* Start Raw data *

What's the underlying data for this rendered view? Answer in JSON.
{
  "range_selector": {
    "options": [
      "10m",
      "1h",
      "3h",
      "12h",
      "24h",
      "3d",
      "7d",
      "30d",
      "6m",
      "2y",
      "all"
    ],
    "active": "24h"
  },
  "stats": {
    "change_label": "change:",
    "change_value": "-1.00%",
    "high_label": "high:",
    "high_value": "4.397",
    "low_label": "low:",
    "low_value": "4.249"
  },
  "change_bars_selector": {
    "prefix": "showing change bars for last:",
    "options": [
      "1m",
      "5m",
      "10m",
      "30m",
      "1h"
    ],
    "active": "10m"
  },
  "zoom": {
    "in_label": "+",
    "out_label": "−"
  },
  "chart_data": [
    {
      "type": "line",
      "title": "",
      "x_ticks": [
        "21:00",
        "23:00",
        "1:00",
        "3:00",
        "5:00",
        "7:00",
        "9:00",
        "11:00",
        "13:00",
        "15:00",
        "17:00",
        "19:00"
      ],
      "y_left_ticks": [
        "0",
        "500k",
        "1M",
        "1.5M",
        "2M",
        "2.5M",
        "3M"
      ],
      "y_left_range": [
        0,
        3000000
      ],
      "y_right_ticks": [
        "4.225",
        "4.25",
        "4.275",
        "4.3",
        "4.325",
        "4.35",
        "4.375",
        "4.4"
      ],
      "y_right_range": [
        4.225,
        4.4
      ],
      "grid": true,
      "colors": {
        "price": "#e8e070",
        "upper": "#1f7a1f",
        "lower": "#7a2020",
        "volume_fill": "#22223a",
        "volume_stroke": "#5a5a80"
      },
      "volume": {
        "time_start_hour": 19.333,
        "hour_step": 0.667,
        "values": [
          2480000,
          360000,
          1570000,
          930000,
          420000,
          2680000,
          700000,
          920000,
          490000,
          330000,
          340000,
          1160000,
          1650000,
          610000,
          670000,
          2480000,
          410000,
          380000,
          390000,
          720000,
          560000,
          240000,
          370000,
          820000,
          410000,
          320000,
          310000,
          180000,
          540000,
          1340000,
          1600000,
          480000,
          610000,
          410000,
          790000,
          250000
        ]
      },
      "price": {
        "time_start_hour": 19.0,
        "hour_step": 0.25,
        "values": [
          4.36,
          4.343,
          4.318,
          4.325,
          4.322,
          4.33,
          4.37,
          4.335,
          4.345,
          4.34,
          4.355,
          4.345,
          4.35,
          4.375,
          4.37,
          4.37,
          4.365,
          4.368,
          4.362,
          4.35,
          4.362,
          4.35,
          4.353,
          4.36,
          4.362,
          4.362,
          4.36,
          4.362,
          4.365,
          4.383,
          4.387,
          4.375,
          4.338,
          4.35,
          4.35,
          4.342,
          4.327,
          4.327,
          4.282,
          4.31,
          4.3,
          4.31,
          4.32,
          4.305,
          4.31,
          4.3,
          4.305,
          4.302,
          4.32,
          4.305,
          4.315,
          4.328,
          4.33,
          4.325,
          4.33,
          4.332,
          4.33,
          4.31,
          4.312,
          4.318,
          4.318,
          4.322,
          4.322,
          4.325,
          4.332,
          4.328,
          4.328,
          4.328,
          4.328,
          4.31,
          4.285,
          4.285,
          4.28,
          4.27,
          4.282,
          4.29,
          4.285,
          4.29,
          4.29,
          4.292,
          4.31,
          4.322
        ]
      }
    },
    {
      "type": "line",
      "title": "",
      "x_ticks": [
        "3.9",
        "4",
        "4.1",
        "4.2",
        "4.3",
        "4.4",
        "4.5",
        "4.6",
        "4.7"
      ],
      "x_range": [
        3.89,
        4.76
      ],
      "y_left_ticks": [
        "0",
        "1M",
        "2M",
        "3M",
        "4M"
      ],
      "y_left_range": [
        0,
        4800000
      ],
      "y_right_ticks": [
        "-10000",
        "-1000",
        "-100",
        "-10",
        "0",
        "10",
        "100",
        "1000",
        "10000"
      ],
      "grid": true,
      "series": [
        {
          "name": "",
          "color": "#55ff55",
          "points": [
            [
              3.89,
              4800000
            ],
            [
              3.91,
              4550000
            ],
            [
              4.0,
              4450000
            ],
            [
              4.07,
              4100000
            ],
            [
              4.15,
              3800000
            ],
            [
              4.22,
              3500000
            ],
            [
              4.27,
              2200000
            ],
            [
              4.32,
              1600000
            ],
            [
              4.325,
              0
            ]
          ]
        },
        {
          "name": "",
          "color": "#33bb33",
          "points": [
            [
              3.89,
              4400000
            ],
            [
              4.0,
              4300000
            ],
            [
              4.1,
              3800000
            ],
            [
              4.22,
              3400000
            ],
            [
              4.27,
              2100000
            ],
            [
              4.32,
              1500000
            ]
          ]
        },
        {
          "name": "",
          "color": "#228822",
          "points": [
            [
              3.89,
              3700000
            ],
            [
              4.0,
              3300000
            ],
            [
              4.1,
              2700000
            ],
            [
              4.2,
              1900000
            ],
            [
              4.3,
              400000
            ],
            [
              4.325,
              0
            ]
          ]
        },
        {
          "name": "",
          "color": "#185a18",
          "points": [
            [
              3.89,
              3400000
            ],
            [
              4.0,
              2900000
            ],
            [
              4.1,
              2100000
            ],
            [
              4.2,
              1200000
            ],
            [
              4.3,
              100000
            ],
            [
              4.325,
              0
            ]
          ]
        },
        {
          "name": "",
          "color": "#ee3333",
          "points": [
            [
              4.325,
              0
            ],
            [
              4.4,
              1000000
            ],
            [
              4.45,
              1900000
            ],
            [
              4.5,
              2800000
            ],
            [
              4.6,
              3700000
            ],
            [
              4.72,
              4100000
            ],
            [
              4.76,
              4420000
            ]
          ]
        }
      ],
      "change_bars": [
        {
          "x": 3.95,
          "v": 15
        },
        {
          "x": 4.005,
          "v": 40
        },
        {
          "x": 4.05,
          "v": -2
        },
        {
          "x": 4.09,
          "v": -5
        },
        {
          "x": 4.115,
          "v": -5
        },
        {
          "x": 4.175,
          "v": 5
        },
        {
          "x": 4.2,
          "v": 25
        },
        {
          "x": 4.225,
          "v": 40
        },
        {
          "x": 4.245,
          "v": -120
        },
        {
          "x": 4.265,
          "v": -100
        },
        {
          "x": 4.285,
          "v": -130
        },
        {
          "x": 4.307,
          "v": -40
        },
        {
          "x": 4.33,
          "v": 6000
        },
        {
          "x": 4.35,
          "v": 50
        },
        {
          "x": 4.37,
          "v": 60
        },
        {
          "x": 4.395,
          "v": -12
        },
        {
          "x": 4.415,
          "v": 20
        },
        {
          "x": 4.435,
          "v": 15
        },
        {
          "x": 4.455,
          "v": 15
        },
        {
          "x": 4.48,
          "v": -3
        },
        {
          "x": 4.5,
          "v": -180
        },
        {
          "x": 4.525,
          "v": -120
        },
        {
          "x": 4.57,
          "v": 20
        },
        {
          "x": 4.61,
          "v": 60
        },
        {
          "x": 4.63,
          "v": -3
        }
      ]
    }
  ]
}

* End Raw data *

• **Task brief**
Extract, word for word, each line of the listing above.

• **Task output**
What's the underlying data for this rendered view? Answer in JSON.
{
  "range_selector": {
    "options": [
      "10m",
      "1h",
      "3h",
      "12h",
      "24h",
      "3d",
      "7d",
      "30d",
      "6m",
      "2y",
      "all"
    ],
    "active": "24h"
  },
  "stats": {
    "change_label": "change:",
    "change_value": "-1.00%",
    "high_label": "high:",
    "high_value": "4.397",
    "low_label": "low:",
    "low_value": "4.249"
  },
  "change_bars_selector": {
    "prefix": "showing change bars for last:",
    "options": [
      "1m",
      "5m",
      "10m",
      "30m",
      "1h"
    ],
    "active": "10m"
  },
  "zoom": {
    "in_label": "+",
    "out_label": "−"
  },
  "chart_data": [
    {
      "type": "line",
      "title": "",
      "x_ticks": [
        "21:00",
        "23:00",
        "1:00",
        "3:00",
        "5:00",
        "7:00",
        "9:00",
        "11:00",
        "13:00",
        "15:00",
        "17:00",
        "19:00"
      ],
      "y_left_ticks": [
        "0",
        "500k",
        "1M",
        "1.5M",
        "2M",
        "2.5M",
        "3M"
      ],
      "y_left_range": [
        0,
        3000000
      ],
      "y_right_ticks": [
        "4.225",
        "4.25",
        "4.275",
        "4.3",
        "4.325",
        "4.35",
        "4.375",
        "4.4"
      ],
      "y_right_range": [
        4.225,
        4.4
      ],
      "grid": true,
      "colors": {
        "price": "#e8e070",
        "upper": "#1f7a1f",
        "lower": "#7a2020",
        "volume_fill": "#22223a",
        "volume_stroke": "#5a5a80"
      },
      "volume": {
        "time_start_hour": 19.333,
        "hour_step": 0.667,
        "values": [
          2480000,
          360000,
          1570000,
          930000,
          420000,
          2680000,
          700000,
          920000,
          490000,
          330000,
          340000,
          1160000,
          1650000,
          610000,
          670000,
          2480000,
          410000,
          380000,
          390000,
          720000,
          560000,
          240000,
          370000,
          820000,
          410000,
          320000,
          310000,
          180000,
          540000,
          1340000,
          1600000,
          480000,
          610000,
          410000,
          790000,
          250000
        ]
      },
      "price": {
        "time_start_hour": 19.0,
        "hour_step": 0.25,
        "values": [
          4.36,
          4.343,
          4.318,
          4.325,
          4.322,
          4.33,
          4.37,
          4.335,
          4.345,
          4.34,
          4.355,
          4.345,
          4.35,
          4.375,
          4.37,
          4.37,
          4.365,
          4.368,
          4.362,
          4.35,
          4.362,
          4.35,
          4.353,
          4.36,
          4.362,
          4.362,
          4.36,
          4.362,
          4.365,
          4.383,
          4.387,
          4.375,
          4.338,
          4.35,
          4.35,
          4.342,
          4.327,
          4.327,
          4.282,
          4.31,
          4.3,
          4.31,
          4.32,
          4.305,
          4.31,
          4.3,
          4.305,
          4.302,
          4.32,
          4.305,
          4.315,
          4.328,
          4.33,
          4.325,
          4.33,
          4.332,
          4.33,
          4.31,
          4.312,
          4.318,
          4.318,
          4.322,
          4.322,
          4.325,
          4.332,
          4.328,
          4.328,
          4.328,
          4.328,
          4.31,
          4.285,
          4.285,
          4.28,
          4.27,
          4.282,
          4.29,
          4.285,
          4.29,
          4.29,
          4.292,
          4.31,
          4.322
        ]
      }
    },
    {
      "type": "line",
      "title": "",
      "x_ticks": [
        "3.9",
        "4",
        "4.1",
        "4.2",
        "4.3",
        "4.4",
        "4.5",
        "4.6",
        "4.7"
      ],
      "x_range": [
        3.89,
        4.76
      ],
      "y_left_ticks": [
        "0",
        "1M",
        "2M",
        "3M",
        "4M"
      ],
      "y_left_range": [
        0,
        4800000
      ],
      "y_right_ticks": [
        "-10000",
        "-1000",
        "-100",
        "-10",
        "0",
        "10",
        "100",
        "1000",
        "10000"
      ],
      "grid": true,
      "series": [
        {
          "name": "",
          "color": "#55ff55",
          "points": [
            [
              3.89,
              4800000
            ],
            [
              3.91,
              4550000
            ],
            [
              4.0,
              4450000
            ],
            [
              4.07,
              4100000
            ],
            [
              4.15,
              3800000
            ],
            [
              4.22,
              3500000
            ],
            [
              4.27,
              2200000
            ],
            [
              4.32,
              1600000
            ],
            [
              4.325,
              0
            ]
          ]
        },
        {
          "name": "",
          "color": "#33bb33",
          "points": [
            [
              3.89,
              4400000
            ],
            [
              4.0,
              4300000
            ],
            [
              4.1,
              3800000
            ],
            [
              4.22,
              3400000
            ],
            [
              4.27,
              2100000
            ],
            [
              4.32,
              1500000
            ]
          ]
        },
        {
          "name": "",
          "color": "#228822",
          "points": [
            [
              3.89,
              3700000
            ],
            [
              4.0,
              3300000
            ],
            [
              4.1,
              2700000
            ],
            [
              4.2,
              1900000
            ],
            [
              4.3,
              400000
            ],
            [
              4.325,
              0
            ]
          ]
        },
        {
          "name": "",
          "color": "#185a18",
          "points": [
            [
              3.89,
              3400000
            ],
            [
              4.0,
              2900000
            ],
            [
              4.1,
              2100000
            ],
            [
              4.2,
              1200000
            ],
            [
              4.3,
              100000
            ],
            [
              4.325,
              0
            ]
          ]
        },
        {
          "name": "",
          "color": "#ee3333",
          "points": [
            [
              4.325,
              0
            ],
            [
              4.4,
              1000000
            ],
            [
              4.45,
              1900000
            ],
            [
              4.5,
              2800000
            ],
            [
              4.6,
              3700000
            ],
            [
              4.72,
              4100000
            ],
            [
              4.76,
              4420000
            ]
          ]
        }
      ],
      "change_bars": [
        {
          "x": 3.95,
          "v": 15
        },
        {
          "x": 4.005,
          "v": 40
        },
        {
          "x": 4.05,
          "v": -2
        },
        {
          "x": 4.09,
          "v": -5
        },
        {
          "x": 4.115,
          "v": -5
        },
        {
          "x": 4.175,
          "v": 5
        },
        {
          "x": 4.2,
          "v": 25
        },
        {
          "x": 4.225,
          "v": 40
        },
        {
          "x": 4.245,
          "v": -120
        },
        {
          "x": 4.265,
          "v": -100
        },
        {
          "x": 4.285,
          "v": -130
        },
        {
          "x": 4.307,
          "v": -40
        },
        {
          "x": 4.33,
          "v": 6000
        },
        {
          "x": 4.35,
          "v": 50
        },
        {
          "x": 4.37,
          "v": 60
        },
        {
          "x": 4.395,
          "v": -12
        },
        {
          "x": 4.415,
          "v": 20
        },
        {
          "x": 4.435,
          "v": 15
        },
        {
          "x": 4.455,
          "v": 15
        },
        {
          "x": 4.48,
          "v": -3
        },
        {
          "x": 4.5,
          "v": -180
        },
        {
          "x": 4.525,
          "v": -120
        },
        {
          "x": 4.57,
          "v": 20
        },
        {
          "x": 4.61,
          "v": 60
        },
        {
          "x": 4.63,
          "v": -3
        }
      ]
    }
  ]
}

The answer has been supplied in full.